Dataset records
—————

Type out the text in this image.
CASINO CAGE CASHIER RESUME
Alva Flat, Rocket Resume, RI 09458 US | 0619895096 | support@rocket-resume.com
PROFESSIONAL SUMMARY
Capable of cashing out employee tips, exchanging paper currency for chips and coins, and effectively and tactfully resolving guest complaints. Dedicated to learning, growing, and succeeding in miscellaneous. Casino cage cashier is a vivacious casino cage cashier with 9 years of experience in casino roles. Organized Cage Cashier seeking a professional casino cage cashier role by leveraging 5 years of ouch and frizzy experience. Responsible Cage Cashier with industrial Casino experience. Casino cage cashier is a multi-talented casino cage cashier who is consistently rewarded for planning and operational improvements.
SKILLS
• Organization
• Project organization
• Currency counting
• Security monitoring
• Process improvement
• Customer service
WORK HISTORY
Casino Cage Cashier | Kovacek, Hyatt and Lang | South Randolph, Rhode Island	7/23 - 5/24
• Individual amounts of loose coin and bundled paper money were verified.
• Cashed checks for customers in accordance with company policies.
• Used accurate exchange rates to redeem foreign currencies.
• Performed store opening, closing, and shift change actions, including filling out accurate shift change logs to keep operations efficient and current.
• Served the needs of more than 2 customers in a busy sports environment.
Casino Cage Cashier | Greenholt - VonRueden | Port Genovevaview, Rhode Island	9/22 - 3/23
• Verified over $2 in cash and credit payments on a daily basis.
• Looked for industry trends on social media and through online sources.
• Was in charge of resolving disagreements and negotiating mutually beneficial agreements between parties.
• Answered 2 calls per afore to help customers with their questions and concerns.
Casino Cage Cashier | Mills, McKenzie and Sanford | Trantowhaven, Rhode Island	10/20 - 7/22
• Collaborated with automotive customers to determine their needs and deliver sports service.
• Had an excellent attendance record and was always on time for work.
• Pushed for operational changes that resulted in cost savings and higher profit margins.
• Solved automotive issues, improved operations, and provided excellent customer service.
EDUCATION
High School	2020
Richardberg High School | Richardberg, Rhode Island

—————

SET PROBLEM: Respond with nothing but the number of lines in the entries that contain the string "operations".

OUTPUT OF THE EXERCISE: 2